BEGIN Available records

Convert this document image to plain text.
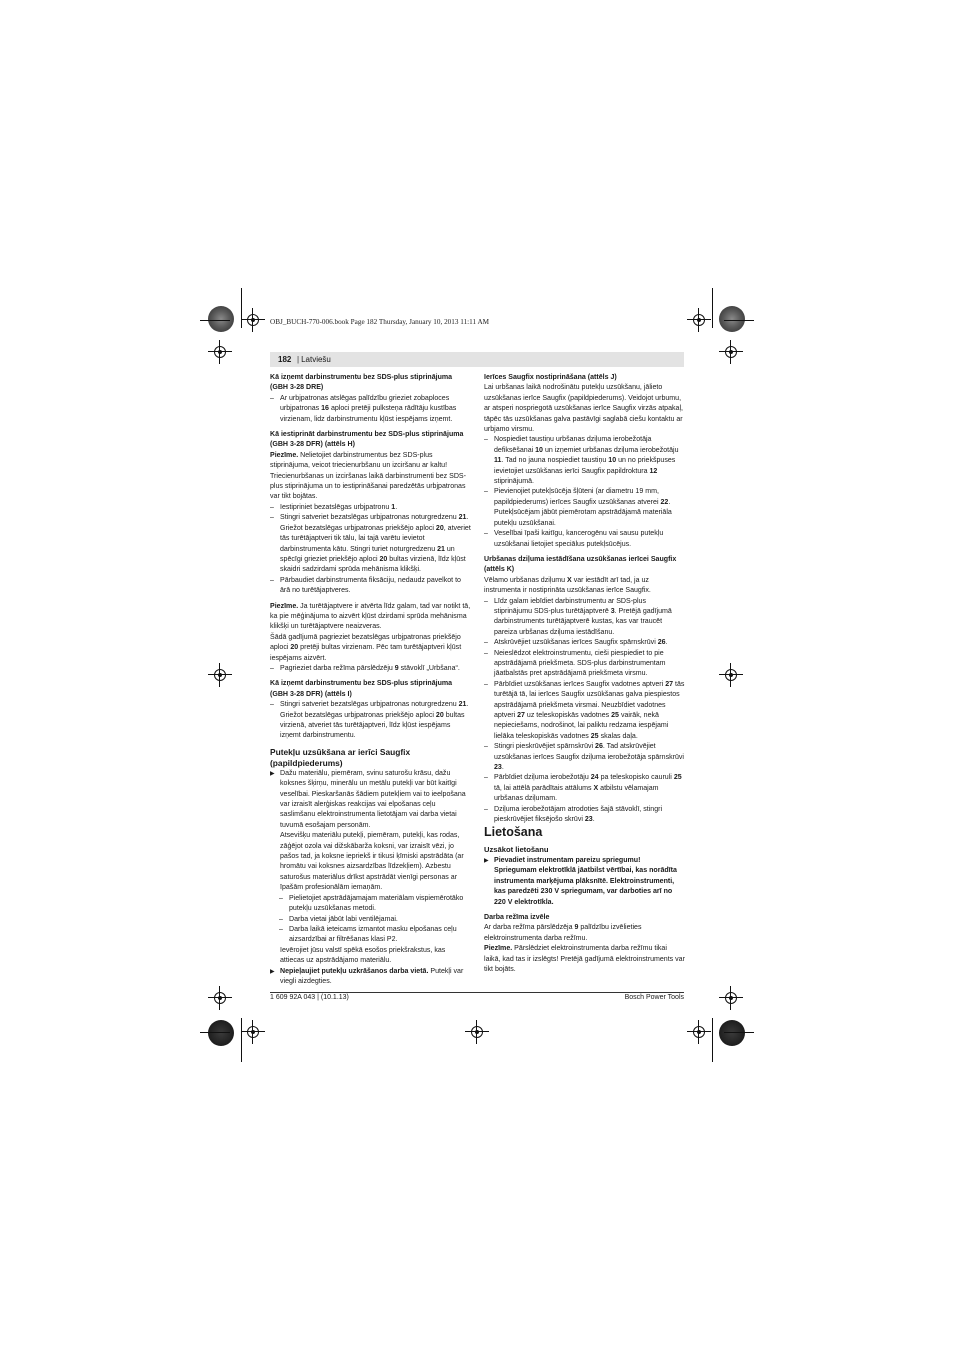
OBJ_BUCH-770-006.book Page 182 Thursday, January 10, 2013 11:11 AM
182
|	Latviešu

Kā izņemt darbinstrumentu bez SDS-plus stiprinājuma (GBH 3-28 DRE)

– Ar urbjpatronas atslēgas palīdzību grieziet zobaploces urbjpatronas 16 aploci pretēji pulksteņa rādītāju kustības virzienam, lidz darbinstrumentu kļūst iespējams izņemt.

Kā iestiprināt darbinstrumentu bez SDS-plus stiprinājuma (GBH 3-28 DFR) (attēls H)

Piezīme. Nelietojiet darbinstrumentus bez SDS-plus stiprinājuma, veicot triecienurbšanu un izciršanu ar kaltu! Triecienurbšanas un izciršanas laikā darbinstrumenti bez SDS-plus stiprinājuma un to iestiprināšanai paredzētās urbjpatronas var tikt bojātas.

– Iestipriniet bezatslēgas urbjpatronu 1.
– Stingri satveriet bezatslēgas urbjpatronas noturgredzenu 21. Griežot bezatslēgas urbjpatronas priekšējo aploci 20, atveriet tās turētājaptveri tik tālu, lai tajā varētu ievietot darbinstrumenta kātu. Stingri turiet noturgredzenu 21 un spēcīgi grieziet priekšējo aploci 20 bultas virzienā, līdz kļūst skaidri sadzirdami sprūda mehānisma klikšķi.
– Pārbaudiet darbinstrumenta fiksāciju, nedaudz pavelkot to ārā no turētājaptveres.

Piezīme. Ja turētājaptvere ir atvērta līdz galam, tad var notikt tā, ka pie mēģinājuma to aizvērt kļūst dzirdami sprūda mehānisma klikšķi un turētājaptvere neaizveras.

Šādā gadījumā pagrieziet bezatslēgas urbjpatronas priekšējo aploci 20 pretēji bultas virzienam. Pēc tam turētājaptveri kļūst iespējams aizvērt.

– Pagrieziet darba režīma pārslēdzēju 9 stāvoklī „Urbšana“.

Kā izņemt darbinstrumentu bez SDS-plus stiprinājuma (GBH 3-28 DFR) (attēls I)

– Stingri satveriet bezatslēgas urbjpatronas noturgredzenu 21. Griežot bezatslēgas urbjpatronas priekšējo aploci 20 bultas virzienā, atveriet tās turētājaptveri, līdz kļūst iespējams izņemt darbinstrumentu.

Putekļu uzsūkšana ar ierīci Saugfix (papildpiederums)

▶ Dažu materiālu, piemēram, svinu saturošu krāsu, dažu koksnes šķirņu, minerālu un metālu putekļi var būt kaitīgi veselībai. Pieskaršanās šādiem putekļiem vai to ieelpošana var izraisīt alerģiskas reakcijas vai elpošanas ceļu saslimšanu elektroinstrumenta lietotājam vai darba vietai tuvumā esošajam personām.
Atsevišķu materiālu putekļi, piemēram, putekļi, kas rodas, zāģējot ozola vai dižskābarža koksni, var izraisīt vēzi, jo pašos tad, ja koksne iepriekš ir tikusi ķīmiski apstrādāta (ar hromātu vai koksnes aizsardzības līdzekļiem). Azbestu saturošus materiālus drīkst apstrādāt vienīgi personas ar īpašām profesionālām iemaņām.
– Pielietojiet apstrādājamajam materiālam vispiemērotāko putekļu uzsūkšanas metodi.
– Darba vietai jābūt labi ventilējamai.
– Darba laikā ieteicams izmantot masku elpošanas ceļu aizsardzībai ar filtrēšanas klasi P2.
Ievērojiet jūsu valstī spēkā esošos priekšrakstus, kas attiecas uz apstrādājamo materiālu.
▶ Nepieļaujiet putekļu uzkrāšanos darba vietā. Putekļi var viegli aizdegties.

Ierīces Saugfix nostiprināšana (attēls J)

Lai urbšanas laikā nodrošinātu putekļu uzsūkšanu, jālieto uzsūkšanas ierīce Saugfix (papildpiederums). Veidojot urbumu, ar atsperi nospriegotā uzsūkšanas ierīce Saugfix virzās atpakaļ, tāpēc tās uzsūkšanas galva pastāvīgi saglabā ciešu kontaktu ar urbjamo virsmu.

– Nospiediet taustiņu urbšanas dziļuma ierobežotāja defiksēšanai 10 un izņemiet urbšanas dziļuma ierobežotāju 11. Tad no jauna nospiediet taustiņu 10 un no priekšpuses ievietojiet uzsūkšanas ierīci Saugfix papildroktura 12 stiprinājumā.
– Pievienojiet putekļsūcēja šļūteni (ar diametru 19 mm, papildpiederums) ierīces Saugfix uzsūkšanas atverei 22. Putekļsūcējam jābūt piemērotam apstrādājamā materiāla putekļu uzsūkšanai.
– Veselībai īpaši kaitīgu, kancerogēnu vai sausu putekļu uzsūkšanai lietojiet speciālus putekļsūcējus.

Urbšanas dziļuma iestādīšana uzsūkšanas ierīcei Saugfix (attēls K)

Vēlamo urbšanas dziļumu X var iestādīt arī tad, ja uz instrumenta ir nostiprināta uzsūkšanas ierīce Saugfix.

– Līdz galam iebīdiet darbinstrumentu ar SDS-plus stiprinājumu SDS-plus turētājaptverē 3. Pretējā gadījumā darbinstruments turētājaptverē kustas, kas var traucēt pareiza urbšanas dziļuma iestādīšanu.
– Atskrūvējiet uzsūkšanas ierīces Saugfix spārnskrūvi 26.
– Neieslēdzot elektroinstrumentu, cieši piespiediet to pie apstrādājamā priekšmeta. SDS-plus darbinstrumentam jāatbalstās pret apstrādājamā priekšmeta virsmu.
– Pārbīdiet uzsūkšanas ierīces Saugfix vadotnes aptveri 27 tās turētājā tā, lai ierīces Saugfix uzsūkšanas galva piespiestos apstrādājamā priekšmeta virsmai. Neuzbīdiet vadotnes aptveri 27 uz teleskopiskās vadotnes 25 vairāk, nekā nepieciešams, nodrošinot, lai paliktu redzama iespējami lielāka teleskopiskās vadotnes 25 skalas daļa.
– Stingri pieskrūvējiet spārnskrūvi 26. Tad atskrūvējiet uzsūkšanas ierīces Saugfix dziļuma ierobežotāja spārnskrūvi 23.
– Pārbīdiet dziļuma ierobežotāju 24 pa teleskopisko cauruli 25 tā, lai attēlā parādītais attālums X atbilstu vēlamajam urbšanas dziļumam.
– Dziļuma ierobežotājam atrodoties šajā stāvoklī, stingri pieskrūvējiet fiksējošo skrūvi 23.

Lietošana

Uzsākot lietošanu

▶ Pievadiet instrumentam pareizu spriegumu! Spriegumam elektrotīklā jāatbilst vērtībai, kas norādīta instrumenta marķējuma plāksnītē. Elektroinstrumenti, kas paredzēti 230 V spriegumam, var darboties arī no 220 V elektrotīkla.

Darba režīma izvēle

Ar darba režīma pārslēdzēja 9 palīdzību izvēlieties elektroinstrumenta darba režīmu.

Piezīme. Pārslēdziet elektroinstrumenta darba režīmu tikai laikā, kad tas ir izslēgts! Pretējā gadījumā elektroinstruments var tikt bojāts.

1 609 92A 043 | (10.1.13)	Bosch Power Tools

END Available records

▶ **To be done**
Copy out all lines where the word "piemēram" appears.

▶ **Finished exercise**
▶ Dažu materiālu, piemēram, svinu saturošu krāsu, dažu koksnes šķirņu, minerālu un metālu putekļi var būt kaitīgi veselībai. Pieskaršanās šādiem putekļiem vai to ieelpošana var izraisīt alerģiskas reakcijas vai elpošanas ceļu saslimšanu elektroinstrumenta lietotājam vai darba vietai tuvumā esošajam personām.
Atsevišķu materiālu putekļi, piemēram, putekļi, kas rodas, zāģējot ozola vai dižskābarža koksni, var izraisīt vēzi, jo pašos tad, ja koksne iepriekš ir tikusi ķīmiski apstrādāta (ar hromātu vai koksnes aizsardzības līdzekļiem). Azbestu saturošus materiālus drīkst apstrādāt vienīgi personas ar īpašām profesionālām iemaņām.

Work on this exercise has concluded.